__WHAT IS BEING ASKED__:
What you return should match every record exactly, with the images removed.

__DATA EXTRACT__:

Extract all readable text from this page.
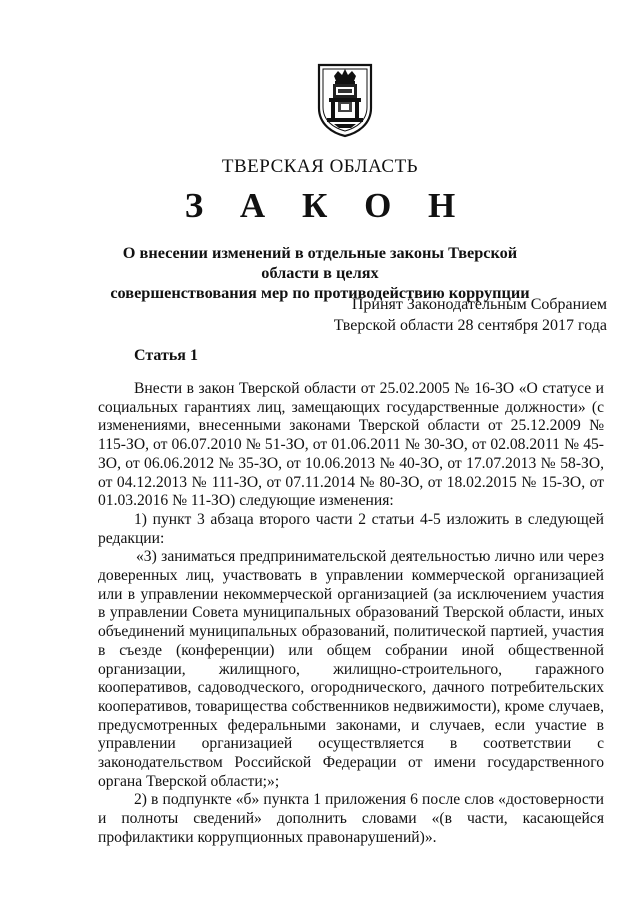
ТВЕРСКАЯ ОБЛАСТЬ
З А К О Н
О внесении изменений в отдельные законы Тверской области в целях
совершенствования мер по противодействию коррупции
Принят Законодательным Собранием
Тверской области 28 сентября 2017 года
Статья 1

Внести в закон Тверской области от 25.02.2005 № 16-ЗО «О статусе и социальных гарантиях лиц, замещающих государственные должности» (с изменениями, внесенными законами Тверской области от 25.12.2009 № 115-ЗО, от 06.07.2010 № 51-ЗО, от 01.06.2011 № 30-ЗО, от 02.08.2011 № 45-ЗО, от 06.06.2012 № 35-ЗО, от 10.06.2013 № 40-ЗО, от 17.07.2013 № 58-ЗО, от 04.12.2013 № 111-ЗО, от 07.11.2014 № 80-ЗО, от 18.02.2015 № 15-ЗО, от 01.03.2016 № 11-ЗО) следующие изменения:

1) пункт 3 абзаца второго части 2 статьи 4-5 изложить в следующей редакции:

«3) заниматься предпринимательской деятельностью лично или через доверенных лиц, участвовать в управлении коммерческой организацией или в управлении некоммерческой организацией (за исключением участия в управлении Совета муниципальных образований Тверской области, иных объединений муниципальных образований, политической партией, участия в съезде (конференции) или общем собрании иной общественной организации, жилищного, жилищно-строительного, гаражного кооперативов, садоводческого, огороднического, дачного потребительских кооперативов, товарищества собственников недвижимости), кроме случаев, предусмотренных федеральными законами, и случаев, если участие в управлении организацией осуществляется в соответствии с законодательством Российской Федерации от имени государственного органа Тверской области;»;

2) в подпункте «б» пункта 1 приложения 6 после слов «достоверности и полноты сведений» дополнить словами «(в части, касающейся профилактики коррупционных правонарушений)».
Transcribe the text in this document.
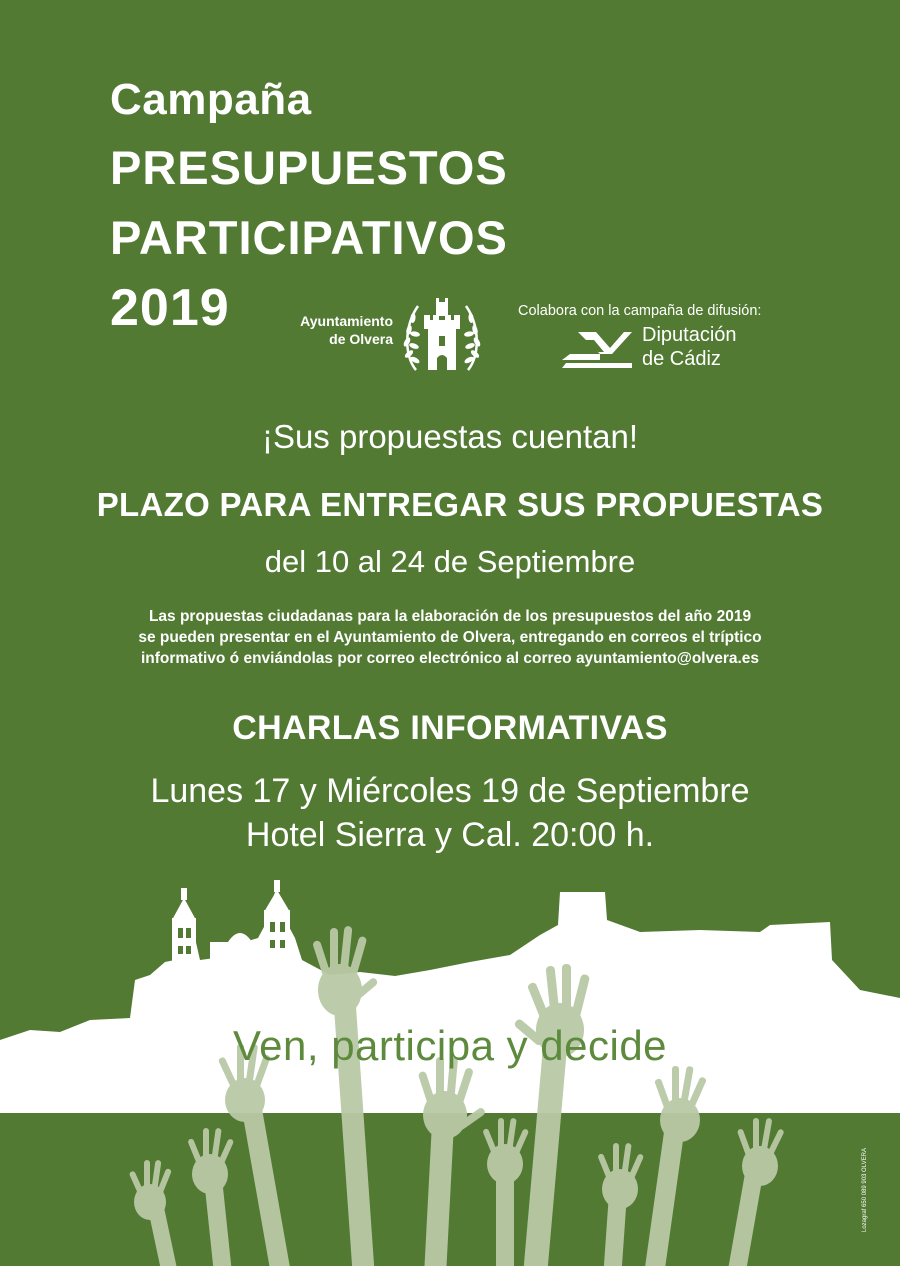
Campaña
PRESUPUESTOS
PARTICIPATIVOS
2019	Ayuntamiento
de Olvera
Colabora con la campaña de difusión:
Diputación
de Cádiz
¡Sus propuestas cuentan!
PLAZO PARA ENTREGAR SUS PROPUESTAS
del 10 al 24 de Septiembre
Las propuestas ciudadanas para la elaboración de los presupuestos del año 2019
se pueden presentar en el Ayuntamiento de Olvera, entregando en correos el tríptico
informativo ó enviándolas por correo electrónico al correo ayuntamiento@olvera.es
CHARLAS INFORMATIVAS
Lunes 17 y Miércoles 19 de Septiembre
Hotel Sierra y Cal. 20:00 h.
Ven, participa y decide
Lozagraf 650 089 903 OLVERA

__SOLVED PROBLEM__:
Extract all readable text from this page.
ТВЕРСКАЯ ОБЛАСТЬ
З А К О Н
О внесении изменений в отдельные законы Тверской области в целях
совершенствования мер по противодействию коррупции
Принят Законодательным Собранием
Тверской области 28 сентября 2017 года
Статья 1

Внести в закон Тверской области от 25.02.2005 № 16-ЗО «О статусе и социальных гарантиях лиц, замещающих государственные должности» (с изменениями, внесенными законами Тверской области от 25.12.2009 № 115-ЗО, от 06.07.2010 № 51-ЗО, от 01.06.2011 № 30-ЗО, от 02.08.2011 № 45-ЗО, от 06.06.2012 № 35-ЗО, от 10.06.2013 № 40-ЗО, от 17.07.2013 № 58-ЗО, от 04.12.2013 № 111-ЗО, от 07.11.2014 № 80-ЗО, от 18.02.2015 № 15-ЗО, от 01.03.2016 № 11-ЗО) следующие изменения:

1) пункт 3 абзаца второго части 2 статьи 4-5 изложить в следующей редакции:

«3) заниматься предпринимательской деятельностью лично или через доверенных лиц, участвовать в управлении коммерческой организацией или в управлении некоммерческой организацией (за исключением участия в управлении Совета муниципальных образований Тверской области, иных объединений муниципальных образований, политической партией, участия в съезде (конференции) или общем собрании иной общественной организации, жилищного, жилищно-строительного, гаражного кооперативов, садоводческого, огороднического, дачного потребительских кооперативов, товарищества собственников недвижимости), кроме случаев, предусмотренных федеральными законами, и случаев, если участие в управлении организацией осуществляется в соответствии с законодательством Российской Федерации от имени государственного органа Тверской области;»;

2) в подпункте «б» пункта 1 приложения 6 после слов «достоверности и полноты сведений» дополнить словами «(в части, касающейся профилактики коррупционных правонарушений)».
Transcribe the text in this document.
Campaña
PRESUPUESTOS
PARTICIPATIVOS
2019	Ayuntamiento
de Olvera
Colabora con la campaña de difusión:
Diputación
de Cádiz
¡Sus propuestas cuentan!
PLAZO PARA ENTREGAR SUS PROPUESTAS
del 10 al 24 de Septiembre
Las propuestas ciudadanas para la elaboración de los presupuestos del año 2019
se pueden presentar en el Ayuntamiento de Olvera, entregando en correos el tríptico
informativo ó enviándolas por correo electrónico al correo ayuntamiento@olvera.es
CHARLAS INFORMATIVAS
Lunes 17 y Miércoles 19 de Septiembre
Hotel Sierra y Cal. 20:00 h.
Ven, participa y decide
Lozagraf 650 089 903 OLVERA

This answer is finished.